→ Directive
In the material below, find the line with "Read this page and output its text content."; set down that line and every line after it to the end, exactly, without pictures.

→ Given information

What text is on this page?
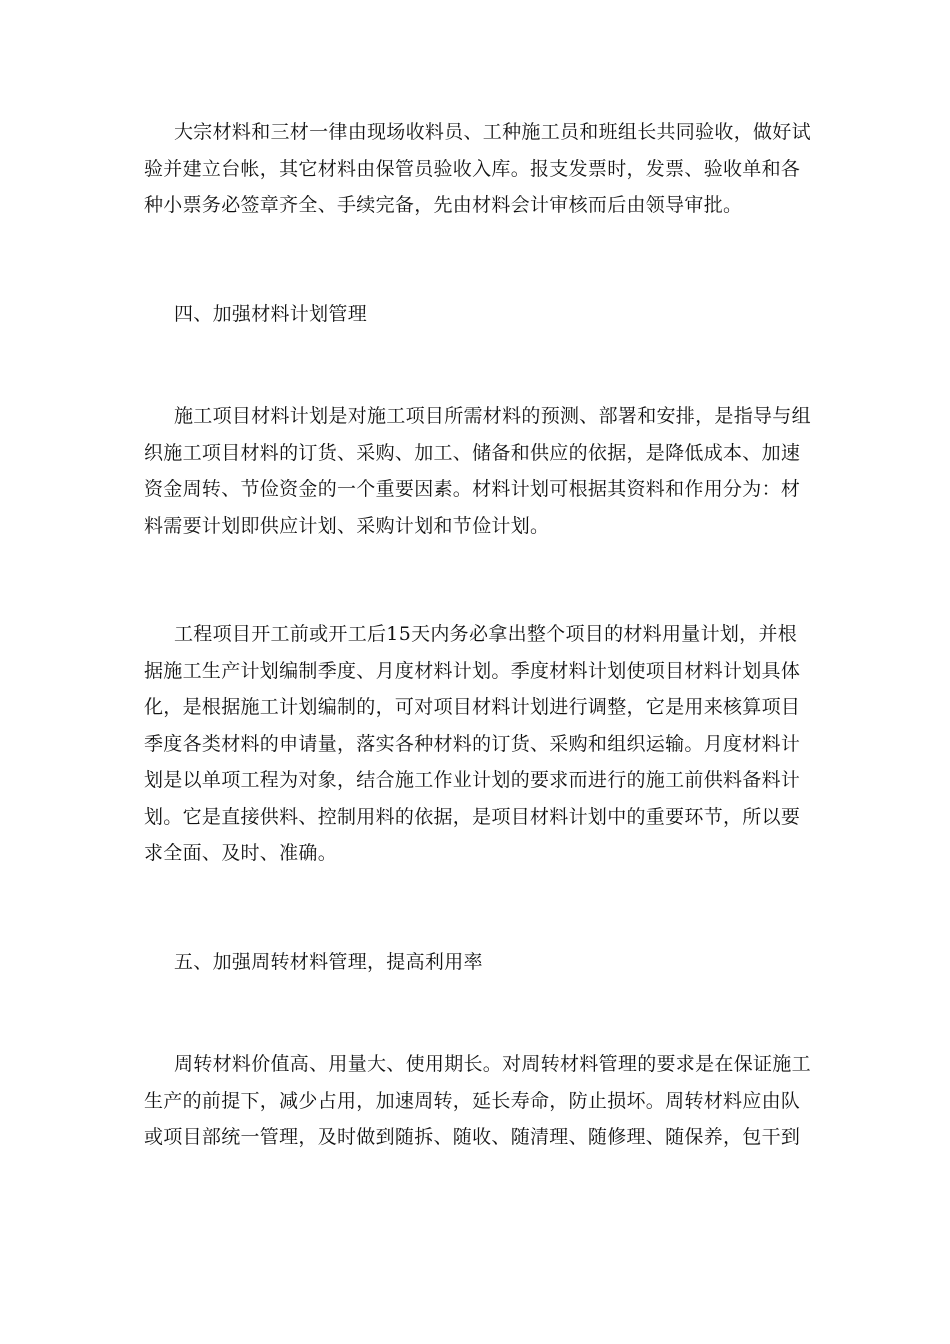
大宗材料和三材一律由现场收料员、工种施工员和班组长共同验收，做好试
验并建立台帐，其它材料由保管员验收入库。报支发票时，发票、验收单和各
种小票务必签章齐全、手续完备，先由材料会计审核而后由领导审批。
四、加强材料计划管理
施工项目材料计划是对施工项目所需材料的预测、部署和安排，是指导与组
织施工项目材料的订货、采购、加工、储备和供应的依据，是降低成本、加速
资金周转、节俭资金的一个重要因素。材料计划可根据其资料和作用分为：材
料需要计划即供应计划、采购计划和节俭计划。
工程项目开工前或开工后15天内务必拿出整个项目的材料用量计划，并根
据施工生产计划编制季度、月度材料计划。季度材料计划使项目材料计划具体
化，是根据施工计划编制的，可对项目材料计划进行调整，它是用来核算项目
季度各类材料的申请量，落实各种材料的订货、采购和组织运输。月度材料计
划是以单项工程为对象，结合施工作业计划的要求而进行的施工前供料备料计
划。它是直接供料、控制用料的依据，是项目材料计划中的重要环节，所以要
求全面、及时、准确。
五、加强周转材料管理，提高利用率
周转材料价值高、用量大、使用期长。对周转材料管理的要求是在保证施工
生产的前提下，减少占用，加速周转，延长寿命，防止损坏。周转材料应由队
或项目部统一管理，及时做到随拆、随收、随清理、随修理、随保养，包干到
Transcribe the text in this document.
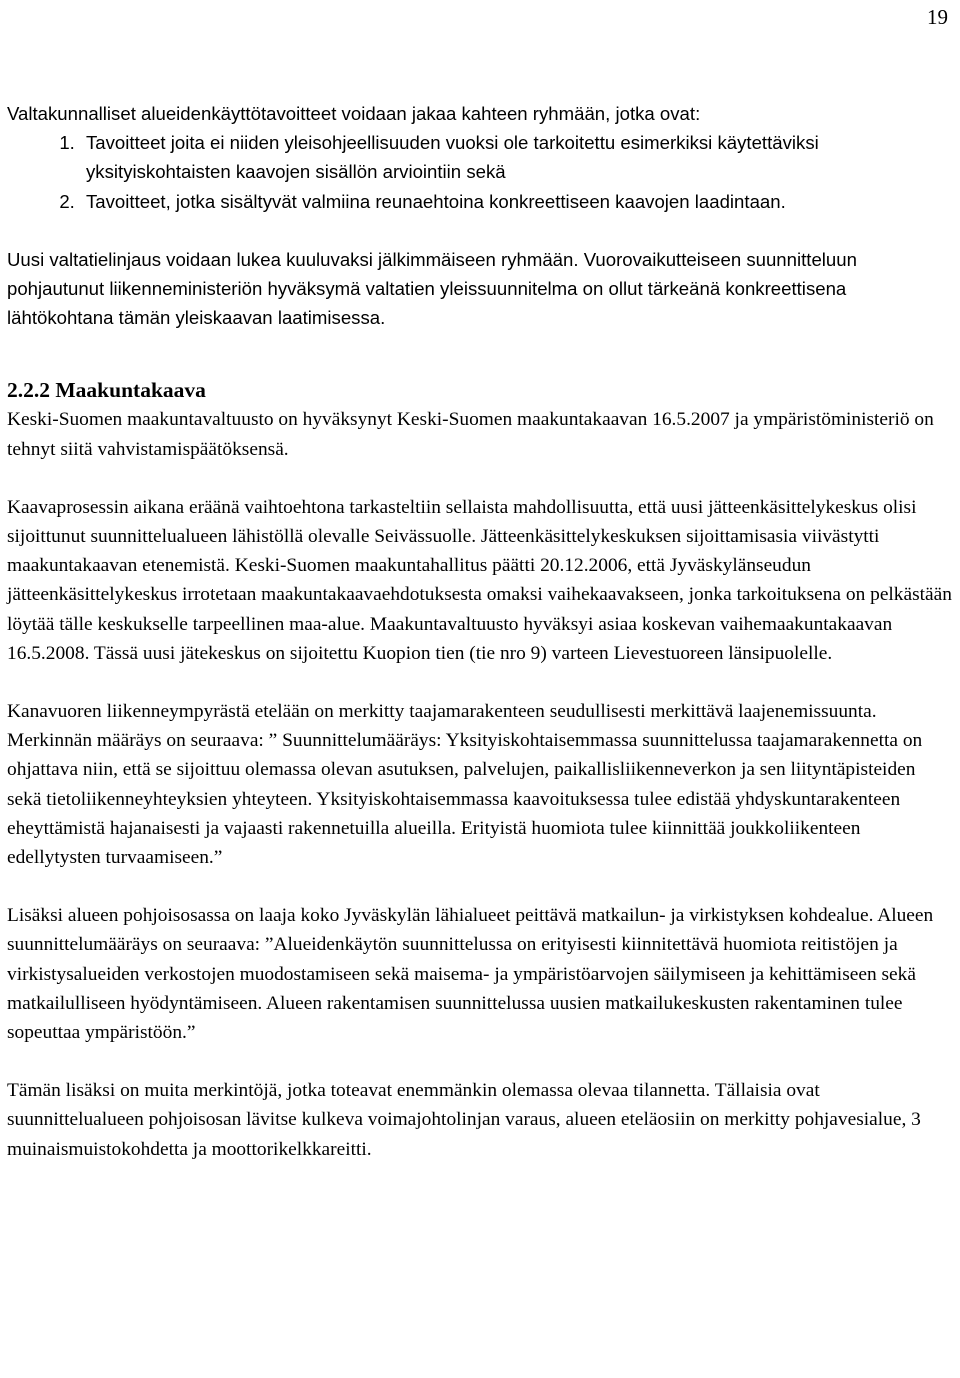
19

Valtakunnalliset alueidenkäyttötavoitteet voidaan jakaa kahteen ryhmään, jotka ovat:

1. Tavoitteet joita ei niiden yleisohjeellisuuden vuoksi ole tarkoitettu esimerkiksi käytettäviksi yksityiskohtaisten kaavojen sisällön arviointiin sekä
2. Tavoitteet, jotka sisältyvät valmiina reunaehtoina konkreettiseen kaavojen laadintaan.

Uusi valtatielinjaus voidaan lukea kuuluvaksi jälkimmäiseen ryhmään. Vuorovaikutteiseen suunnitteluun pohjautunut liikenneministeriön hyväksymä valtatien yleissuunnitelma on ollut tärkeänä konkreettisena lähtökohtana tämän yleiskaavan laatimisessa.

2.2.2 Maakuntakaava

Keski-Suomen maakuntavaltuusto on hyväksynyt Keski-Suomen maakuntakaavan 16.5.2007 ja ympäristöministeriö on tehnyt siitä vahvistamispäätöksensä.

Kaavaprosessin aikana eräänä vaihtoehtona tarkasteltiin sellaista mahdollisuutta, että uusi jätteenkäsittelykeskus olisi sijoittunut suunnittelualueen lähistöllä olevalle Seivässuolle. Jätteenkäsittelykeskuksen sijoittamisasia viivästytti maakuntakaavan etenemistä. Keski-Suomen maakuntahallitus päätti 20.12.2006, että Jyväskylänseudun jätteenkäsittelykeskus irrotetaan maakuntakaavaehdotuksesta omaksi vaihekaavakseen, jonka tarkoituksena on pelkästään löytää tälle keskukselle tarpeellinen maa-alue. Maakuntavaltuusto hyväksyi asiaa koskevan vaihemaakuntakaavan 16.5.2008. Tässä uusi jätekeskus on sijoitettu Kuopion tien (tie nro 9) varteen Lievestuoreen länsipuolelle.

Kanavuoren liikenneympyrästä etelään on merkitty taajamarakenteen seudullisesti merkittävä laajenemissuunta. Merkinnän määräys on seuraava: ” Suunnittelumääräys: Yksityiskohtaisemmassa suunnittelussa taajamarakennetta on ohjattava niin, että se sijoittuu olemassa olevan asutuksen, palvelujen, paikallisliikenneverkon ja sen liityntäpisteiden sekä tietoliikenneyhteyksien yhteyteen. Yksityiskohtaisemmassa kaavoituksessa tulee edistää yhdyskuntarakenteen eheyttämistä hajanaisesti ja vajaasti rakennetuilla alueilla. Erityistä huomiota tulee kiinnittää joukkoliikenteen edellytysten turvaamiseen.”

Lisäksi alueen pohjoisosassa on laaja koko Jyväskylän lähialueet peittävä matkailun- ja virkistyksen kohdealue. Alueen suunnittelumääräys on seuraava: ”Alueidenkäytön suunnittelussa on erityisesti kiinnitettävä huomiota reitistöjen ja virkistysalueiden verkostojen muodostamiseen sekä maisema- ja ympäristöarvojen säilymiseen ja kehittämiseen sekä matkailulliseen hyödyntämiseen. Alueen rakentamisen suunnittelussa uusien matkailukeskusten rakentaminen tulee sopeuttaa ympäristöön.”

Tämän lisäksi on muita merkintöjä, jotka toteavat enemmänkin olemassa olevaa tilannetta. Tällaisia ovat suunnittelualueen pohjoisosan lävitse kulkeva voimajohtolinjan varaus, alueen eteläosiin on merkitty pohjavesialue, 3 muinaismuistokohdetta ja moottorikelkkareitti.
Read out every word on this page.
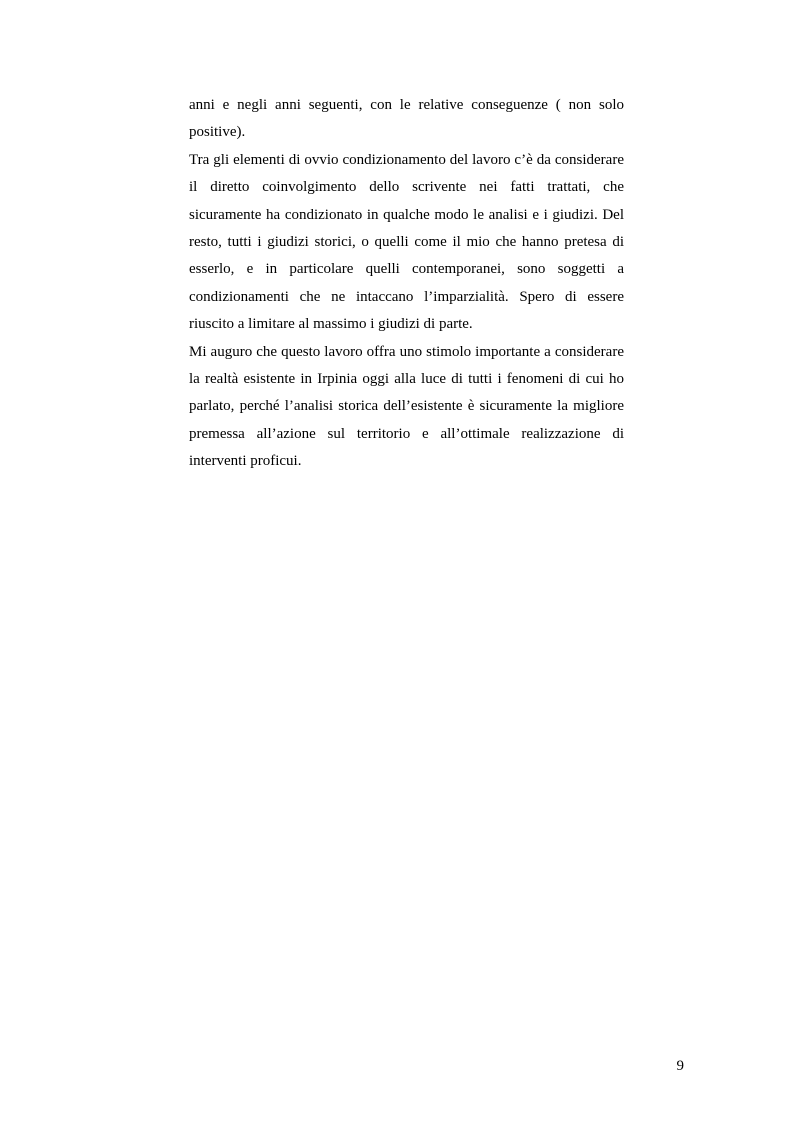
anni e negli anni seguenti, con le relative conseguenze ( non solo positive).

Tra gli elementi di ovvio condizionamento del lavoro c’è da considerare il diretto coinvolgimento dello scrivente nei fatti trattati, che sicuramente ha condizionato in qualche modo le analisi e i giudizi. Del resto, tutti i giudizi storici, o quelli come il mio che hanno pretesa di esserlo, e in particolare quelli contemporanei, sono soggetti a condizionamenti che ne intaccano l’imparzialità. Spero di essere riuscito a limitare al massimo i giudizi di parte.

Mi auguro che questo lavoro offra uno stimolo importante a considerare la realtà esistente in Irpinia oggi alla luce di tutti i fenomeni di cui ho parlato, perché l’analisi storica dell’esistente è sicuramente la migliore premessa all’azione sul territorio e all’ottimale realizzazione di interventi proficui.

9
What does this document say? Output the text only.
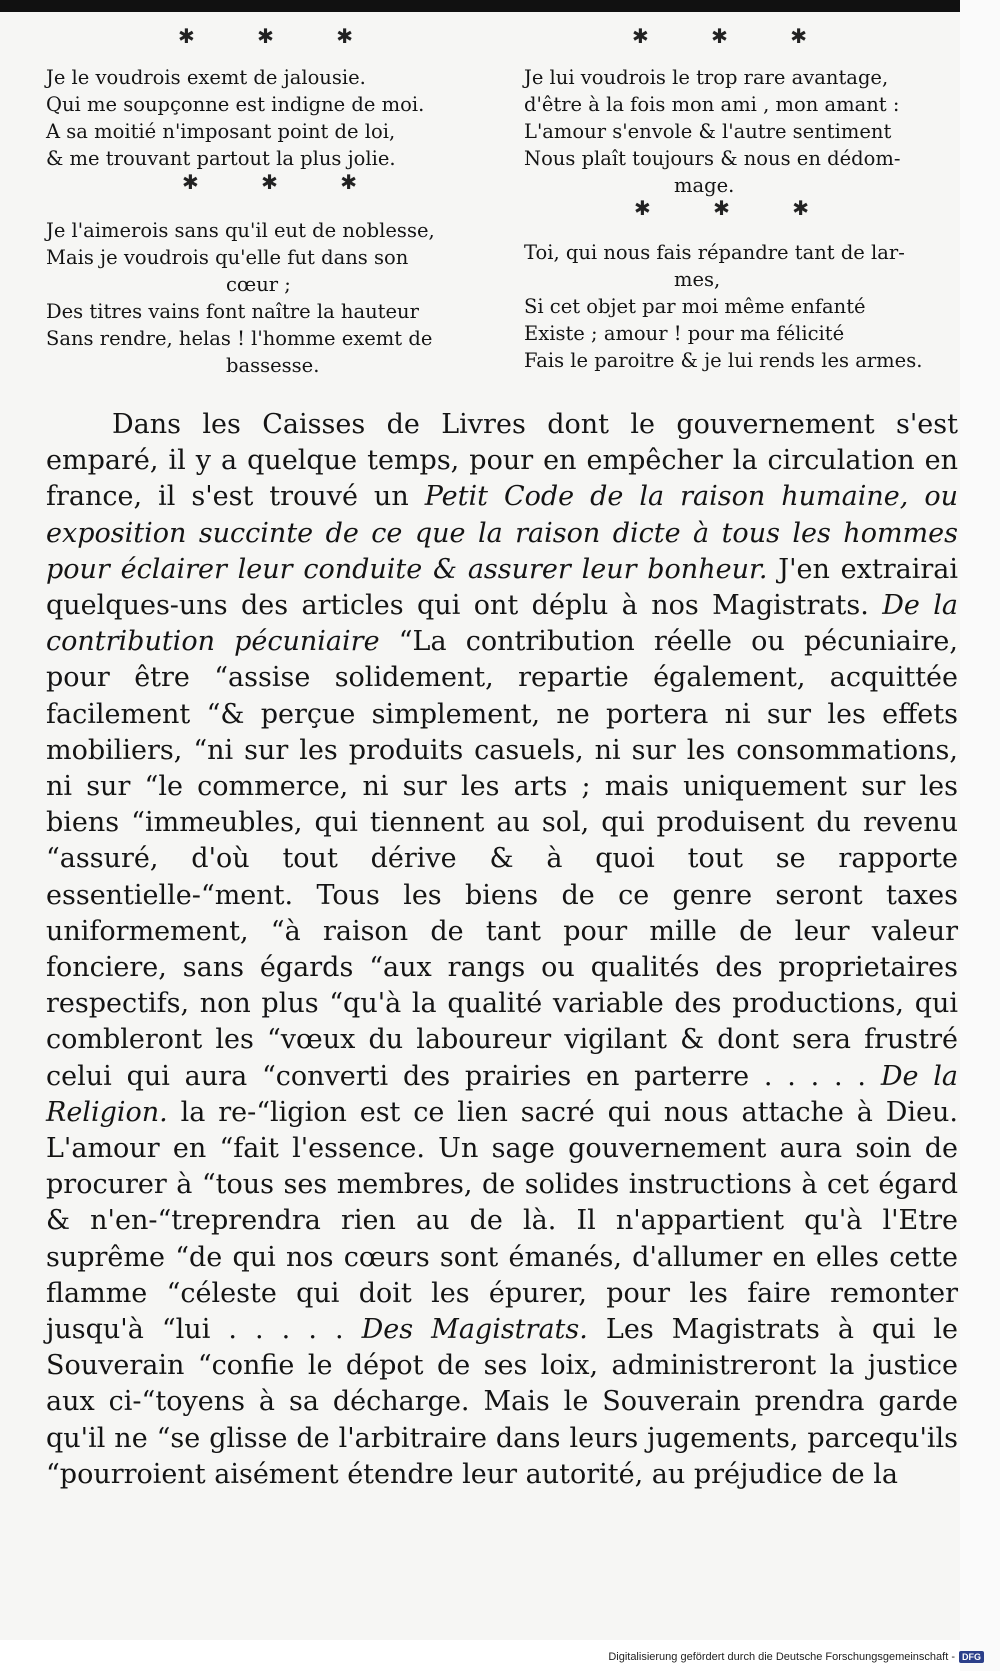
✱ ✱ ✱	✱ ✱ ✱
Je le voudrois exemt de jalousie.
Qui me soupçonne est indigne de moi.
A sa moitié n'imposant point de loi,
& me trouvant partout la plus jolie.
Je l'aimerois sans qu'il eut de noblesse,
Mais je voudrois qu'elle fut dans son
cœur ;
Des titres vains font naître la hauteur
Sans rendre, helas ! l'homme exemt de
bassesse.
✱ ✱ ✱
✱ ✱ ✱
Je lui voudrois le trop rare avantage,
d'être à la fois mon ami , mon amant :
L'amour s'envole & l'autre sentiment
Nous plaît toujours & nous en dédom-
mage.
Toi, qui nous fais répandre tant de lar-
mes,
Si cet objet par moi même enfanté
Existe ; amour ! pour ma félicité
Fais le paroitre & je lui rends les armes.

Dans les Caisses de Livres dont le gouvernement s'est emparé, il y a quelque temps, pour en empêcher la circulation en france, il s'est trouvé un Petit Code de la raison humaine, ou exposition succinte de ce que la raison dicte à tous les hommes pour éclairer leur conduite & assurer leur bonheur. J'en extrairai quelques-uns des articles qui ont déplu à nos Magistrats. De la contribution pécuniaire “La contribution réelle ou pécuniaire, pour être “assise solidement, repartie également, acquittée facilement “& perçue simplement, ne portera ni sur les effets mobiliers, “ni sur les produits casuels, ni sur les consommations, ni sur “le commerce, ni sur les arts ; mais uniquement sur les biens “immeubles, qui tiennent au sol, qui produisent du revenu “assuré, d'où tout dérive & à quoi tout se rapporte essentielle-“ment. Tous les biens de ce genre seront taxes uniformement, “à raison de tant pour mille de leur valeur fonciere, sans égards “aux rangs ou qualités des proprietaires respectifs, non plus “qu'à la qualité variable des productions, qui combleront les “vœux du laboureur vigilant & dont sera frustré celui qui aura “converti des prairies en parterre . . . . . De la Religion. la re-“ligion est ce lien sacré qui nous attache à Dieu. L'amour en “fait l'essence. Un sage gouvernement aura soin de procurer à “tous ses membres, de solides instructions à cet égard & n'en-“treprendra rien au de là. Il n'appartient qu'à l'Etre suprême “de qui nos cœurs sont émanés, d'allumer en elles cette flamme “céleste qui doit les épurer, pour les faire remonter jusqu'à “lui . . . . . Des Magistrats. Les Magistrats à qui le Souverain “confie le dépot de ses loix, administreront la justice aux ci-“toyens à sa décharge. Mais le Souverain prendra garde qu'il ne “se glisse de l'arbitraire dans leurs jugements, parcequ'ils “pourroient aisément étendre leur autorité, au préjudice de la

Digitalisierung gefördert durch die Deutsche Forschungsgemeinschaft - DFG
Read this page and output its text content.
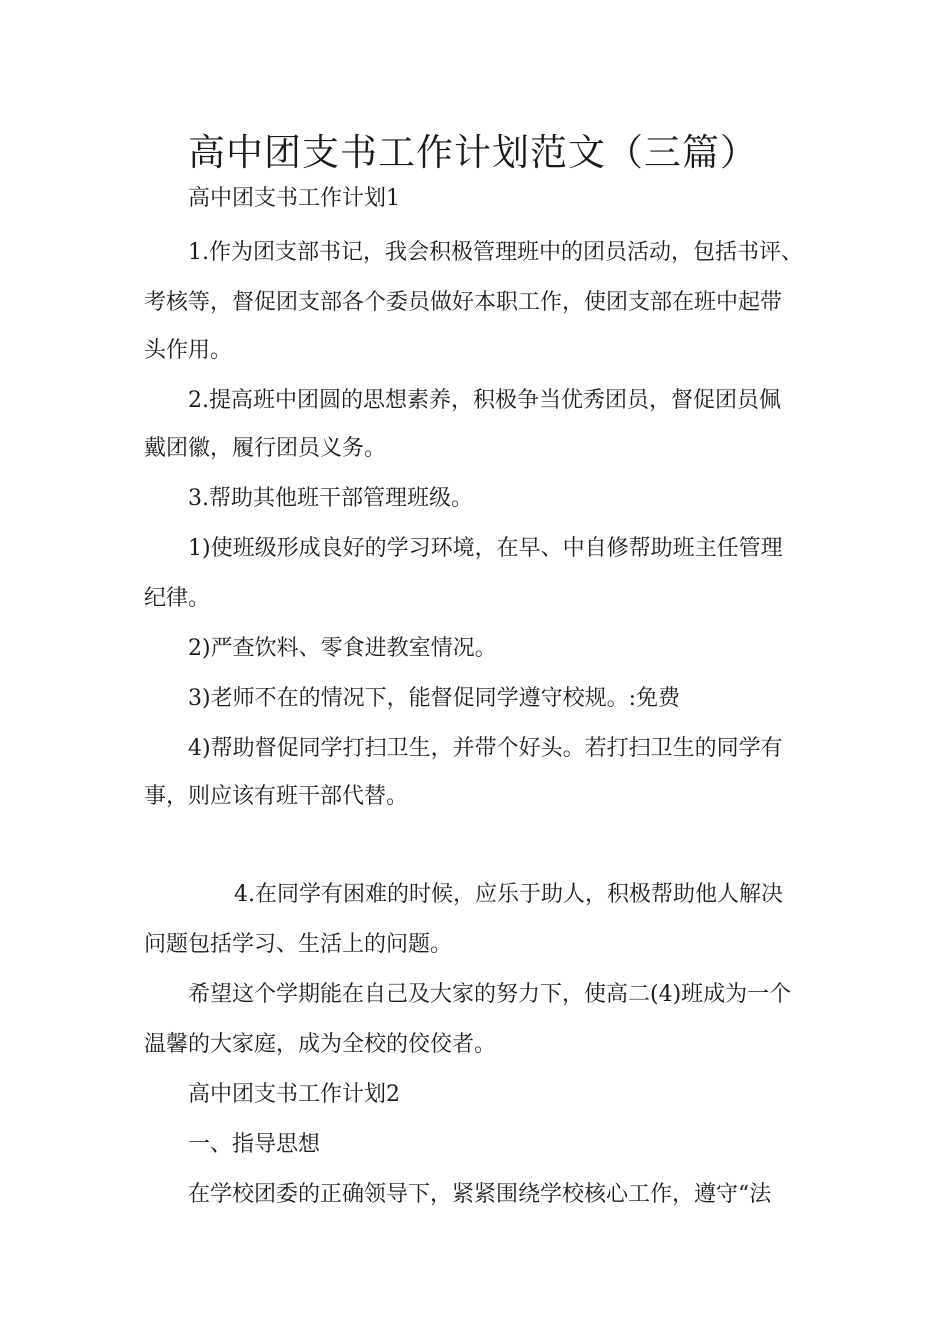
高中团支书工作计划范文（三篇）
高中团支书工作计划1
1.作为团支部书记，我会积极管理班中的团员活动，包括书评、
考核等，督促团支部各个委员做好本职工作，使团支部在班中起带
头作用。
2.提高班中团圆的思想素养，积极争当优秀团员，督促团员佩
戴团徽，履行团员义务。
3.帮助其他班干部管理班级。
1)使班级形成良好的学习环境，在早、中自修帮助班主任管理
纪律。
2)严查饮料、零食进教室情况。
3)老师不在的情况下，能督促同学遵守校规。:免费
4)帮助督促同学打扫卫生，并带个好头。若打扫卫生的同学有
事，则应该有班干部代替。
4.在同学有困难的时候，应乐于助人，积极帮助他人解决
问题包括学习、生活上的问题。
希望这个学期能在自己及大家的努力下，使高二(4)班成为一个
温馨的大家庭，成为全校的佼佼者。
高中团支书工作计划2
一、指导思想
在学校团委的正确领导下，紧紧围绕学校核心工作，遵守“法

→ Exercise answer
Read this page and output its text content.
高中团支书工作计划范文（三篇）
高中团支书工作计划1
1.作为团支部书记，我会积极管理班中的团员活动，包括书评、
考核等，督促团支部各个委员做好本职工作，使团支部在班中起带
头作用。
2.提高班中团圆的思想素养，积极争当优秀团员，督促团员佩
戴团徽，履行团员义务。
3.帮助其他班干部管理班级。
1)使班级形成良好的学习环境，在早、中自修帮助班主任管理
纪律。
2)严查饮料、零食进教室情况。
3)老师不在的情况下，能督促同学遵守校规。:免费
4)帮助督促同学打扫卫生，并带个好头。若打扫卫生的同学有
事，则应该有班干部代替。
4.在同学有困难的时候，应乐于助人，积极帮助他人解决
问题包括学习、生活上的问题。
希望这个学期能在自己及大家的努力下，使高二(4)班成为一个
温馨的大家庭，成为全校的佼佼者。
高中团支书工作计划2
一、指导思想
在学校团委的正确领导下，紧紧围绕学校核心工作，遵守“法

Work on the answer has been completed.